**Stored dataset items:**
* * * * * * * * *

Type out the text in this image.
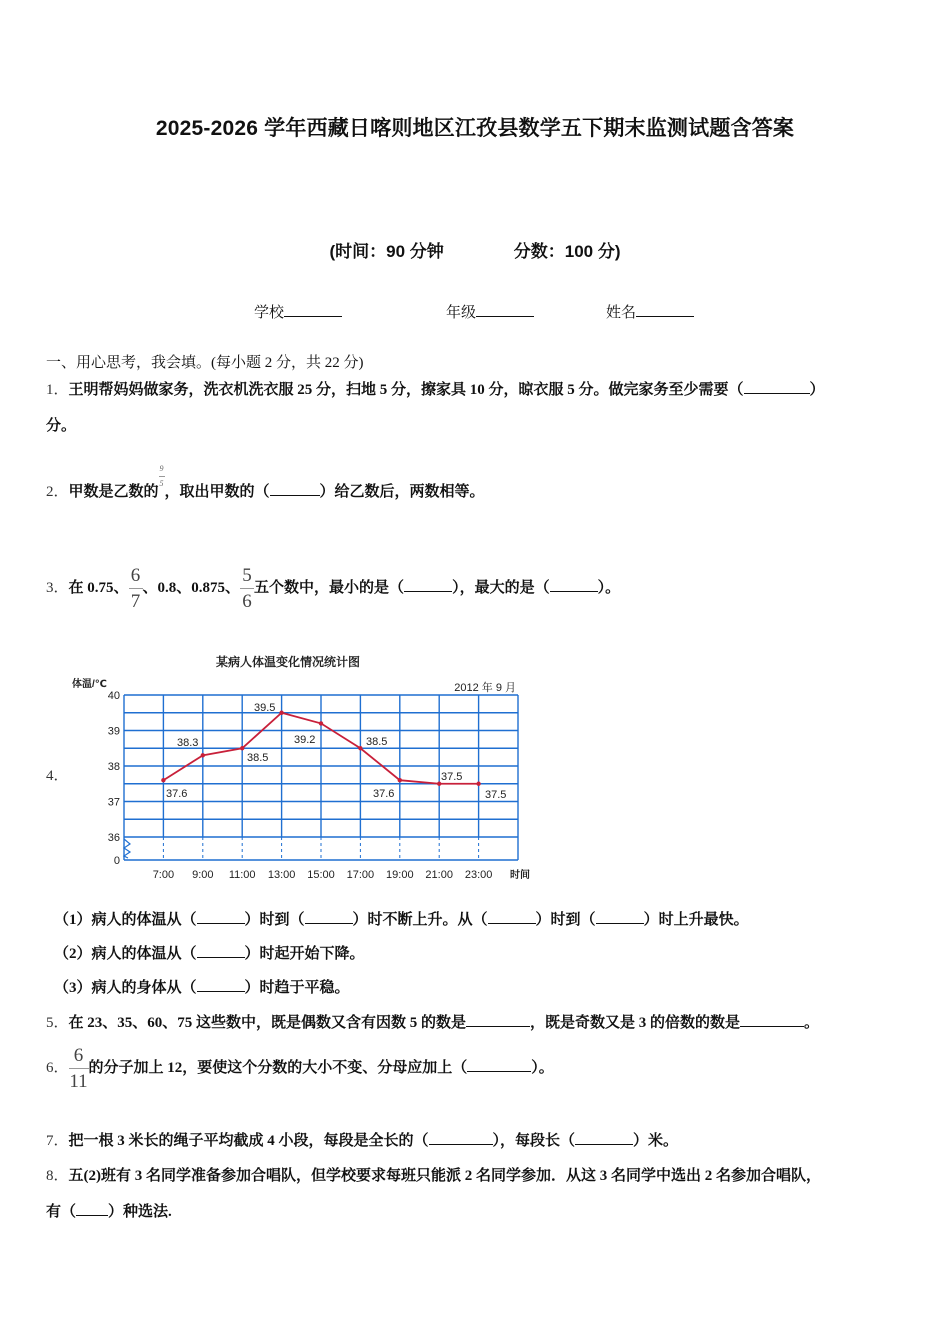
2025-2026 学年西藏日喀则地区江孜县数学五下期末监测试题含答案
(时间：90 分钟	分数：100 分)
学校	年级	姓名
一、用心思考，我会填。(每小题 2 分，共 22 分)
1．王明帮妈妈做家务，洗衣机洗衣服 25 分，扫地 5 分，擦家具 10 分，晾衣服 5 分。做完家务至少需要（	）
分。
2．甲数是乙数的
$\frac{9}{5}$
，取出甲数的（	）给乙数后，两数相等。
3．在 0.75、 $\frac{6}{7}$ 、0.8、0.875、 $\frac{5}{6}$ 五个数中，最小的是（	），最大的是（	）。
4．
某病人体温变化情况统计图
体温/℃	2012 年 9 月
40
39
38
37
36
0
7:00 9:00 11:00 13:00 15:00 17:00 19:00 21:00 23:00 时间
37.6
38.3
38.5
39.5
39.2	38.5
37.6
37.5
37.5
（1）病人的体温从（	）时到（	）时不断上升。从（	）时到（	）时上升最快。
（2）病人的体温从（	）时起开始下降。
（3）病人的身体从（	）时趋于平稳。
5．在 23、35、60、75 这些数中，既是偶数又含有因数 5 的数是	，既是奇数又是 3 的倍数的数是	。
6． $\frac{6}{11}$ 的分子加上 12，要使这个分数的大小不变、分母应加上（	）。
7．把一根 3 米长的绳子平均截成 4 小段，每段是全长的（	），每段长（	）米。
8．五(2)班有 3 名同学准备参加合唱队，但学校要求每班只能派 2 名同学参加．从这 3 名同学中选出 2 名参加合唱队，
有（ ）种选法.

* * * * * * * * *

**Problem statement:**
Gather from the data above every line with the string "病人的体温从".

**Worked solution:**
（1）病人的体温从（	）时到（	）时不断上升。从（	）时到（	）时上升最快。
（2）病人的体温从（	）时起开始下降。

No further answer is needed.